**DOKUMEN SUMBER:**
_ _ _ _ _
Terimakasihku Guruku


Cianjur, 23 Juli 2012

Selamat Hari Anak untuk Semua Anak yang Lahir dan Tumbuh atas Kasih Sayang dan Dedikasi.
Selamat Hari Anak teman-teman. Bagaimana hari ini? Apa yang sudah bisa teman-teman perbuat untuk orang tua? Semoga apa yang kita perbuat bernilai ibadah ya. Aamiin.
Pagi ini rencananya Dilla kembali ke kampung. Eits. Ke kampung ya, bukan ke kampung halaman. Hahaha. Yup! Hari ini saatnya kembali menjadi petapa kosan dan kampus. Masih pagi sih buat ke Jatinangor, akhirnya Dilla putuskan untuk silaturahmi ke sebuah tempat dimana selama 6 tahun Dilla menjajakinya. Yup! Ke sekolah dasar. Oh my lovely SDN Pasirhayam. Begitu masuk melewati gerbang, terasa ada yang berbeda.  Luas sekolahku terasa sempit [emang aku yang ngegedein kali ya]. Dan ada yang hilang! Bangunan Belanda yang tua ternyata sudah dipugar dan diratakan menjadi lapangan. Huaaa. Sedih juga sih, tapi ya udah dipugar mau gimana lagi, masa panggil Doraemon buat pake alat yang bisa memperbaiki barang yang rusak?[ngarang!]

Mulai ngintip ke kantor. Ya Allah, ternyata Bu Nina ada! Ah, senang sekali. Guru favoritku ternyata hari ini mengajar. Karena mati gaya gak tau mau ngapain, akhirnya aku duduk di depan ruang kelas VI dan memperhatikan aktivitas anak-anak di sana. Ramai sekali, banyak ibu-ibu yang nganter pula. Sekitar 20 menit aku menunggu Bu Nina, tapi tak kunjung muncul dari dalam kantor, khawatir kecolongan kalau Bu Nina pulang, akhirnya ku hampiri ruang kantor itu. Guru pertama yang ku sapa adalah Bu Enok. Beliau adalah guru olahragaku. Sepertinya Bu Enok tidak terlalu mengenaliku. “Bade ka saha neng?” tanyanya. “Bu Nina aya ibu?” jawabku. Tiba-tiba Bu Enok menyadari sesuatu, “Eh? Ieu teh Dilla sanes?”, “Muhun Ibu.”, “Aduh, pangling. Sok antosan heula Dil. Bu Nina-na nuju nyandak absen.” Akhirnya aku menunggu, yah walaupun berdiri. Lalu Bu Enok masuk dan memanggil Bu Nina. Betapa terkejutnya Bu Nina mendapati kehadiranku.
_ _ _ _ _
**KETENTUAN TUGAS:**
(a) Sebutkan semua nama tempat (nama diri, bukan kata umum seperti "kantor") yang muncul dalam tulisan tentang kunjungan ke sekolah dasar di atas.
(b) Lanjutkan tulisan tentang kunjungan ke sekolah dasar di atas mulai dari kalimat sesudah kalimat terakhirnya, dengan gaya penceritaan yang sama.

**CUPLIKAN DATA:**
_ _ _ _ _
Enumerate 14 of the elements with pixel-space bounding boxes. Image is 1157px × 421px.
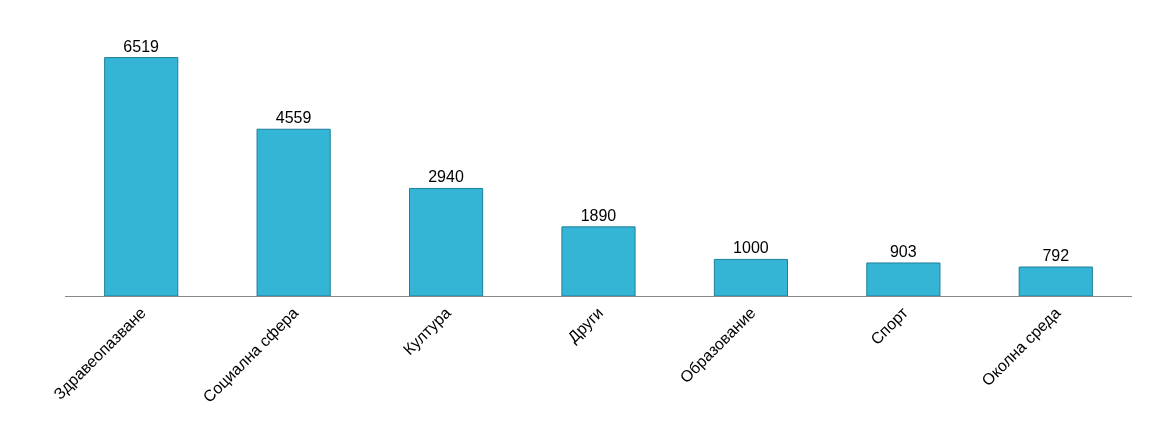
_ _ _ _ _
**JAWABAN DI BAWAH:**
(a) Cianjur, Jatinangor, SDN Pasirhayam

(b)
Bu Nina bertanya alasan aku datang ke sana. Jujur sih ibu, aku kangen banget sama Ibu, kangen belajar sama Ibu. Lalu Bu Nina tersenyum. Setelah itu Bu Nina bercerita [ini cerita agak terlalu muji aku sih, maaf yaaa]. Bukan maksud sombong ya teman-teman, tapi Dilla bersyukur ternyata Dilla memberikan kenangan spesial buat Bu Nina. Bu Nina menjadi wali kelasku di kelas IV dan VI.  Bu Nina bilang kalau Ibu senang dan terharu karena ternyata masih ada anak didiknya yang mau bersilaturahmi, masih mengenang dan merindukannya. Ibu bilang kalau kelasku adalah kelas paling berkesan selama ibu mengajar. Alasannya karena anak kelas kami aktif, gampang diajak ke mana-mana, antusias, peduli satu sama lain, dan sering membuatnya bangga karena berbagai prestasi dari tiap anggota kelas kami. “Saatosna Dilla mah, ibu teh teu mendak deui kelas nu jiga kitu teh.” Terharu mendengarnya. Ah, terimakasih Ibu, kau masih menyimpan rekat memori kami. Pukul 9.00 waktunya ibu mengajar. Bu Nina mengajakku untuk mengajar kelas barunya, kelas IV. Namun dengan segera aku meminta izin untuk duduk di belakang, ingin mengenang kesan-kesan saat dididik Ibu. Bu Nina tersenyum, “Hayu atuh Dil.” Ku ikuti langkahnya menuju ruang kelas IV.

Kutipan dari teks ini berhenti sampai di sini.